[THE EXERCISE]:
Reproduce every record below exactly as it appears.

[DATA]:
%%
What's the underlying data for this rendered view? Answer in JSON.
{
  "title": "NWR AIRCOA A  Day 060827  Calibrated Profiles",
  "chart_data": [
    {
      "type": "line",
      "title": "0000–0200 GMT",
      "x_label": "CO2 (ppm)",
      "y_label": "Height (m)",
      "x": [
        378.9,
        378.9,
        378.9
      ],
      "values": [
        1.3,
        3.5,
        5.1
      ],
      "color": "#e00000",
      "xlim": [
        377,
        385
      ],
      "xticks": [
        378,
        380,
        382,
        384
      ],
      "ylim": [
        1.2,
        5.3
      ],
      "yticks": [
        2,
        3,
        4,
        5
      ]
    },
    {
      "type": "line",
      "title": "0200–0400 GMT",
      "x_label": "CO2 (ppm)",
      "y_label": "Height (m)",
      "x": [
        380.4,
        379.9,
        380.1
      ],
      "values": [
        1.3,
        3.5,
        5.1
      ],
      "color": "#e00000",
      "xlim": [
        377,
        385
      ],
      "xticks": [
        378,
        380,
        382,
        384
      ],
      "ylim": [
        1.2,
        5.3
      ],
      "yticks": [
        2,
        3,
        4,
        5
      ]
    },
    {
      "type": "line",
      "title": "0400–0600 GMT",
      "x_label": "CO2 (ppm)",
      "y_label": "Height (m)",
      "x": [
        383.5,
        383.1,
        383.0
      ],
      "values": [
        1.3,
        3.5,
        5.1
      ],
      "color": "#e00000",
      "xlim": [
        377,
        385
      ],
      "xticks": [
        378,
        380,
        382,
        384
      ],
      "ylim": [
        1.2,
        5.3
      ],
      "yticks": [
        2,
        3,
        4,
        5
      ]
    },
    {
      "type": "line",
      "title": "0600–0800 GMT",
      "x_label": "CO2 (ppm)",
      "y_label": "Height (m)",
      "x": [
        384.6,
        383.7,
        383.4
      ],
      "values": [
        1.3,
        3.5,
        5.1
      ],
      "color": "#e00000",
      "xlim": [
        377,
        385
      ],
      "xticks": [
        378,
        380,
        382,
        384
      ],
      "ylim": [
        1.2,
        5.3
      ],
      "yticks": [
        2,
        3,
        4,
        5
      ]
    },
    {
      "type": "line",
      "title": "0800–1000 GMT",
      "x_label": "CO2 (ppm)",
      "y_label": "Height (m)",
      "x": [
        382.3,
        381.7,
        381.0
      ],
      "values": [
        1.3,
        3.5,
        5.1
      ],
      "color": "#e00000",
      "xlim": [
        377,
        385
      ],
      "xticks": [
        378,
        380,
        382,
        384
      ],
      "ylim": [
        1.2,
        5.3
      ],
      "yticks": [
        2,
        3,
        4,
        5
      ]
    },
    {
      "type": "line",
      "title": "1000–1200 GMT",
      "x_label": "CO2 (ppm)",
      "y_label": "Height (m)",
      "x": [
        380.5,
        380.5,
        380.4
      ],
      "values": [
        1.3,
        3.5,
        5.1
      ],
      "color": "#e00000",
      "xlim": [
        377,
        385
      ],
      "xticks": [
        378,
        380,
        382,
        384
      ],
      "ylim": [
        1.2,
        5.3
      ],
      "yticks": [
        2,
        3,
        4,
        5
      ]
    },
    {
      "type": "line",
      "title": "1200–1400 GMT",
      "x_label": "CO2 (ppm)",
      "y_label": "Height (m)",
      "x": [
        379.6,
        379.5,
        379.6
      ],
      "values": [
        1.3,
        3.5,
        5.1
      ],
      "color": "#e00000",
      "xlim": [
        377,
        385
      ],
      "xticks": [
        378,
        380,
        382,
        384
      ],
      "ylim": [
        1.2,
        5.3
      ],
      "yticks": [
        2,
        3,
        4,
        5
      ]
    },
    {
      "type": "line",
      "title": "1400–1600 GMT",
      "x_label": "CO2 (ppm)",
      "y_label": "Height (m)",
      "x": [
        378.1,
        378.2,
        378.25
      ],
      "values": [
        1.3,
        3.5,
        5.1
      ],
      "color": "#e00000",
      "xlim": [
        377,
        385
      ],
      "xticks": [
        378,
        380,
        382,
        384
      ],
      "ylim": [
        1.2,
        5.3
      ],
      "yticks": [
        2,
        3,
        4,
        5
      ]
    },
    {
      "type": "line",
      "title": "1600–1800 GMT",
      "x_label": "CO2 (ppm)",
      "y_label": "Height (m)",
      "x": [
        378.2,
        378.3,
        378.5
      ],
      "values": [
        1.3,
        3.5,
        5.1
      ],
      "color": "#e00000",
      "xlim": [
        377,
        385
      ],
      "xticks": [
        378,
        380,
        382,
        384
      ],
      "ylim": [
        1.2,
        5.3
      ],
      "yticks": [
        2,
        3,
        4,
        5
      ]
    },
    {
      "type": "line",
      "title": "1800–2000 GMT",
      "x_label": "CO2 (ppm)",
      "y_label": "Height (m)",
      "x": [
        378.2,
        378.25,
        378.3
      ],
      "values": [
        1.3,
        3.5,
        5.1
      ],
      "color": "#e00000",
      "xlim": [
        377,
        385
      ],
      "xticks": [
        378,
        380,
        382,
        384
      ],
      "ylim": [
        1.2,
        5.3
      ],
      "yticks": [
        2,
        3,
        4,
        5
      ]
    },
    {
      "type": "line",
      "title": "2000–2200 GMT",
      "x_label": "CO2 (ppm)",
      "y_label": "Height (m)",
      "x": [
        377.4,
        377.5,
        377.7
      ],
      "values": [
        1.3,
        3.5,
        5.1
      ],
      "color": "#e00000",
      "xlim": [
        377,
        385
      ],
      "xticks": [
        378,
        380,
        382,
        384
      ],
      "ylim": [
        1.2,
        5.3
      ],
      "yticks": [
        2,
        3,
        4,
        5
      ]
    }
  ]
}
%%
[THE OUTPUT]:
What's the underlying data for this rendered view? Answer in JSON.
{
  "title": "NWR AIRCOA A  Day 060827  Calibrated Profiles",
  "chart_data": [
    {
      "type": "line",
      "title": "0000–0200 GMT",
      "x_label": "CO2 (ppm)",
      "y_label": "Height (m)",
      "x": [
        378.9,
        378.9,
        378.9
      ],
      "values": [
        1.3,
        3.5,
        5.1
      ],
      "color": "#e00000",
      "xlim": [
        377,
        385
      ],
      "xticks": [
        378,
        380,
        382,
        384
      ],
      "ylim": [
        1.2,
        5.3
      ],
      "yticks": [
        2,
        3,
        4,
        5
      ]
    },
    {
      "type": "line",
      "title": "0200–0400 GMT",
      "x_label": "CO2 (ppm)",
      "y_label": "Height (m)",
      "x": [
        380.4,
        379.9,
        380.1
      ],
      "values": [
        1.3,
        3.5,
        5.1
      ],
      "color": "#e00000",
      "xlim": [
        377,
        385
      ],
      "xticks": [
        378,
        380,
        382,
        384
      ],
      "ylim": [
        1.2,
        5.3
      ],
      "yticks": [
        2,
        3,
        4,
        5
      ]
    },
    {
      "type": "line",
      "title": "0400–0600 GMT",
      "x_label": "CO2 (ppm)",
      "y_label": "Height (m)",
      "x": [
        383.5,
        383.1,
        383.0
      ],
      "values": [
        1.3,
        3.5,
        5.1
      ],
      "color": "#e00000",
      "xlim": [
        377,
        385
      ],
      "xticks": [
        378,
        380,
        382,
        384
      ],
      "ylim": [
        1.2,
        5.3
      ],
      "yticks": [
        2,
        3,
        4,
        5
      ]
    },
    {
      "type": "line",
      "title": "0600–0800 GMT",
      "x_label": "CO2 (ppm)",
      "y_label": "Height (m)",
      "x": [
        384.6,
        383.7,
        383.4
      ],
      "values": [
        1.3,
        3.5,
        5.1
      ],
      "color": "#e00000",
      "xlim": [
        377,
        385
      ],
      "xticks": [
        378,
        380,
        382,
        384
      ],
      "ylim": [
        1.2,
        5.3
      ],
      "yticks": [
        2,
        3,
        4,
        5
      ]
    },
    {
      "type": "line",
      "title": "0800–1000 GMT",
      "x_label": "CO2 (ppm)",
      "y_label": "Height (m)",
      "x": [
        382.3,
        381.7,
        381.0
      ],
      "values": [
        1.3,
        3.5,
        5.1
      ],
      "color": "#e00000",
      "xlim": [
        377,
        385
      ],
      "xticks": [
        378,
        380,
        382,
        384
      ],
      "ylim": [
        1.2,
        5.3
      ],
      "yticks": [
        2,
        3,
        4,
        5
      ]
    },
    {
      "type": "line",
      "title": "1000–1200 GMT",
      "x_label": "CO2 (ppm)",
      "y_label": "Height (m)",
      "x": [
        380.5,
        380.5,
        380.4
      ],
      "values": [
        1.3,
        3.5,
        5.1
      ],
      "color": "#e00000",
      "xlim": [
        377,
        385
      ],
      "xticks": [
        378,
        380,
        382,
        384
      ],
      "ylim": [
        1.2,
        5.3
      ],
      "yticks": [
        2,
        3,
        4,
        5
      ]
    },
    {
      "type": "line",
      "title": "1200–1400 GMT",
      "x_label": "CO2 (ppm)",
      "y_label": "Height (m)",
      "x": [
        379.6,
        379.5,
        379.6
      ],
      "values": [
        1.3,
        3.5,
        5.1
      ],
      "color": "#e00000",
      "xlim": [
        377,
        385
      ],
      "xticks": [
        378,
        380,
        382,
        384
      ],
      "ylim": [
        1.2,
        5.3
      ],
      "yticks": [
        2,
        3,
        4,
        5
      ]
    },
    {
      "type": "line",
      "title": "1400–1600 GMT",
      "x_label": "CO2 (ppm)",
      "y_label": "Height (m)",
      "x": [
        378.1,
        378.2,
        378.25
      ],
      "values": [
        1.3,
        3.5,
        5.1
      ],
      "color": "#e00000",
      "xlim": [
        377,
        385
      ],
      "xticks": [
        378,
        380,
        382,
        384
      ],
      "ylim": [
        1.2,
        5.3
      ],
      "yticks": [
        2,
        3,
        4,
        5
      ]
    },
    {
      "type": "line",
      "title": "1600–1800 GMT",
      "x_label": "CO2 (ppm)",
      "y_label": "Height (m)",
      "x": [
        378.2,
        378.3,
        378.5
      ],
      "values": [
        1.3,
        3.5,
        5.1
      ],
      "color": "#e00000",
      "xlim": [
        377,
        385
      ],
      "xticks": [
        378,
        380,
        382,
        384
      ],
      "ylim": [
        1.2,
        5.3
      ],
      "yticks": [
        2,
        3,
        4,
        5
      ]
    },
    {
      "type": "line",
      "title": "1800–2000 GMT",
      "x_label": "CO2 (ppm)",
      "y_label": "Height (m)",
      "x": [
        378.2,
        378.25,
        378.3
      ],
      "values": [
        1.3,
        3.5,
        5.1
      ],
      "color": "#e00000",
      "xlim": [
        377,
        385
      ],
      "xticks": [
        378,
        380,
        382,
        384
      ],
      "ylim": [
        1.2,
        5.3
      ],
      "yticks": [
        2,
        3,
        4,
        5
      ]
    },
    {
      "type": "line",
      "title": "2000–2200 GMT",
      "x_label": "CO2 (ppm)",
      "y_label": "Height (m)",
      "x": [
        377.4,
        377.5,
        377.7
      ],
      "values": [
        1.3,
        3.5,
        5.1
      ],
      "color": "#e00000",
      "xlim": [
        377,
        385
      ],
      "xticks": [
        378,
        380,
        382,
        384
      ],
      "ylim": [
        1.2,
        5.3
      ],
      "yticks": [
        2,
        3,
        4,
        5
      ]
    }
  ]
}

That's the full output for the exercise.